* _What you are asked to do_
Retype every entry in its entirety, without alteration.

* _Records for this task_
______
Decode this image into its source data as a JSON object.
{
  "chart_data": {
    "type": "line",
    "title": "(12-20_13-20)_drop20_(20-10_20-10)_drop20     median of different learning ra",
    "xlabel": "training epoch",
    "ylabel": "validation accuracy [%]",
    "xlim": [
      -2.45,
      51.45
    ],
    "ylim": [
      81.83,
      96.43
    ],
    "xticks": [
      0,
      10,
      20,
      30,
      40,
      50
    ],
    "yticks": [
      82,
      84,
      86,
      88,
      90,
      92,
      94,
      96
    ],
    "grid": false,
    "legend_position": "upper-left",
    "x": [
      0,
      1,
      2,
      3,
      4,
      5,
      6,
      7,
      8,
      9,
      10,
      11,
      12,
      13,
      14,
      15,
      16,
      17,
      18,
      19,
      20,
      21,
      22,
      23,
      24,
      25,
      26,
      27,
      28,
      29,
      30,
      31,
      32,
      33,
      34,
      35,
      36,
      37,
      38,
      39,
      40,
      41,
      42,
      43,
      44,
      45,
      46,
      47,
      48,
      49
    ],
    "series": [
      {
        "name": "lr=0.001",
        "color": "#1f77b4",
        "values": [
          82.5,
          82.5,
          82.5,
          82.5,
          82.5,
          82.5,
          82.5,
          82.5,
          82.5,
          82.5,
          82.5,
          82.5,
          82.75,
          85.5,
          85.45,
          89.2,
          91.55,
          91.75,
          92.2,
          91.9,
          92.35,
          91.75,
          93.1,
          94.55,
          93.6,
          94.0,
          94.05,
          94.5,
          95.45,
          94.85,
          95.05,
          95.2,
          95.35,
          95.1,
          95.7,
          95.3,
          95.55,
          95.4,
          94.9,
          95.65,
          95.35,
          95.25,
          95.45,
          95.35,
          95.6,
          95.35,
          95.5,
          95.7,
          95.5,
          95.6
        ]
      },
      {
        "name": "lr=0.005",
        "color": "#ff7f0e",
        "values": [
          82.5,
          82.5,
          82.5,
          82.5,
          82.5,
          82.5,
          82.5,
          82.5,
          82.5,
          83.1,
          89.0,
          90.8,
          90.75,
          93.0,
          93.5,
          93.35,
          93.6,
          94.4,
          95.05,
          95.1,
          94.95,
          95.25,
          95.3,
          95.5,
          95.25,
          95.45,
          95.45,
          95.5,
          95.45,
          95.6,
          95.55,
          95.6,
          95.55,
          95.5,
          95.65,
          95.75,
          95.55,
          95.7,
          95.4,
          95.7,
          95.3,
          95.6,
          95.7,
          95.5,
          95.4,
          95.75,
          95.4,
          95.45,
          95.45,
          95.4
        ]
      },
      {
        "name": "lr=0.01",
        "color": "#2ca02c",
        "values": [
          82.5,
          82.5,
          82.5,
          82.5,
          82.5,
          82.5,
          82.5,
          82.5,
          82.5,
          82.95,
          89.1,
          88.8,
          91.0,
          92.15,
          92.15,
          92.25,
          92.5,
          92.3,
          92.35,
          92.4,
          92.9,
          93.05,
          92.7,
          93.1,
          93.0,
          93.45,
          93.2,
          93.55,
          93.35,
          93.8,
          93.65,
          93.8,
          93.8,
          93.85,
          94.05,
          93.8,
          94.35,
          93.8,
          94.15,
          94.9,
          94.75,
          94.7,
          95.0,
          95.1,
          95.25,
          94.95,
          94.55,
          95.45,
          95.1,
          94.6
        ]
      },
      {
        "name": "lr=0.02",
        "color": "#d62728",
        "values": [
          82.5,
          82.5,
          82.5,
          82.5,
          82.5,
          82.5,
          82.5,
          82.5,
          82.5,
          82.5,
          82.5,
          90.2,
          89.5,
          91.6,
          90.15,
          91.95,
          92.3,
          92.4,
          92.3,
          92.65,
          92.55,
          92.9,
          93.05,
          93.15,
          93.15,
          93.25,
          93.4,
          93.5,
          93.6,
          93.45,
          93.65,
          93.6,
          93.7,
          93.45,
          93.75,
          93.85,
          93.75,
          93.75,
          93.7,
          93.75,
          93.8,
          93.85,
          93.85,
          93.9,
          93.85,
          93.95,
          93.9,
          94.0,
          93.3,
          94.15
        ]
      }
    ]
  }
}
______
* _Correct output_
Decode this image into its source data as a JSON object.
{
  "chart_data": {
    "type": "line",
    "title": "(12-20_13-20)_drop20_(20-10_20-10)_drop20     median of different learning ra",
    "xlabel": "training epoch",
    "ylabel": "validation accuracy [%]",
    "xlim": [
      -2.45,
      51.45
    ],
    "ylim": [
      81.83,
      96.43
    ],
    "xticks": [
      0,
      10,
      20,
      30,
      40,
      50
    ],
    "yticks": [
      82,
      84,
      86,
      88,
      90,
      92,
      94,
      96
    ],
    "grid": false,
    "legend_position": "upper-left",
    "x": [
      0,
      1,
      2,
      3,
      4,
      5,
      6,
      7,
      8,
      9,
      10,
      11,
      12,
      13,
      14,
      15,
      16,
      17,
      18,
      19,
      20,
      21,
      22,
      23,
      24,
      25,
      26,
      27,
      28,
      29,
      30,
      31,
      32,
      33,
      34,
      35,
      36,
      37,
      38,
      39,
      40,
      41,
      42,
      43,
      44,
      45,
      46,
      47,
      48,
      49
    ],
    "series": [
      {
        "name": "lr=0.001",
        "color": "#1f77b4",
        "values": [
          82.5,
          82.5,
          82.5,
          82.5,
          82.5,
          82.5,
          82.5,
          82.5,
          82.5,
          82.5,
          82.5,
          82.5,
          82.75,
          85.5,
          85.45,
          89.2,
          91.55,
          91.75,
          92.2,
          91.9,
          92.35,
          91.75,
          93.1,
          94.55,
          93.6,
          94.0,
          94.05,
          94.5,
          95.45,
          94.85,
          95.05,
          95.2,
          95.35,
          95.1,
          95.7,
          95.3,
          95.55,
          95.4,
          94.9,
          95.65,
          95.35,
          95.25,
          95.45,
          95.35,
          95.6,
          95.35,
          95.5,
          95.7,
          95.5,
          95.6
        ]
      },
      {
        "name": "lr=0.005",
        "color": "#ff7f0e",
        "values": [
          82.5,
          82.5,
          82.5,
          82.5,
          82.5,
          82.5,
          82.5,
          82.5,
          82.5,
          83.1,
          89.0,
          90.8,
          90.75,
          93.0,
          93.5,
          93.35,
          93.6,
          94.4,
          95.05,
          95.1,
          94.95,
          95.25,
          95.3,
          95.5,
          95.25,
          95.45,
          95.45,
          95.5,
          95.45,
          95.6,
          95.55,
          95.6,
          95.55,
          95.5,
          95.65,
          95.75,
          95.55,
          95.7,
          95.4,
          95.7,
          95.3,
          95.6,
          95.7,
          95.5,
          95.4,
          95.75,
          95.4,
          95.45,
          95.45,
          95.4
        ]
      },
      {
        "name": "lr=0.01",
        "color": "#2ca02c",
        "values": [
          82.5,
          82.5,
          82.5,
          82.5,
          82.5,
          82.5,
          82.5,
          82.5,
          82.5,
          82.95,
          89.1,
          88.8,
          91.0,
          92.15,
          92.15,
          92.25,
          92.5,
          92.3,
          92.35,
          92.4,
          92.9,
          93.05,
          92.7,
          93.1,
          93.0,
          93.45,
          93.2,
          93.55,
          93.35,
          93.8,
          93.65,
          93.8,
          93.8,
          93.85,
          94.05,
          93.8,
          94.35,
          93.8,
          94.15,
          94.9,
          94.75,
          94.7,
          95.0,
          95.1,
          95.25,
          94.95,
          94.55,
          95.45,
          95.1,
          94.6
        ]
      },
      {
        "name": "lr=0.02",
        "color": "#d62728",
        "values": [
          82.5,
          82.5,
          82.5,
          82.5,
          82.5,
          82.5,
          82.5,
          82.5,
          82.5,
          82.5,
          82.5,
          90.2,
          89.5,
          91.6,
          90.15,
          91.95,
          92.3,
          92.4,
          92.3,
          92.65,
          92.55,
          92.9,
          93.05,
          93.15,
          93.15,
          93.25,
          93.4,
          93.5,
          93.6,
          93.45,
          93.65,
          93.6,
          93.7,
          93.45,
          93.75,
          93.85,
          93.75,
          93.75,
          93.7,
          93.75,
          93.8,
          93.85,
          93.85,
          93.9,
          93.85,
          93.95,
          93.9,
          94.0,
          93.3,
          94.15
        ]
      }
    ]
  }
}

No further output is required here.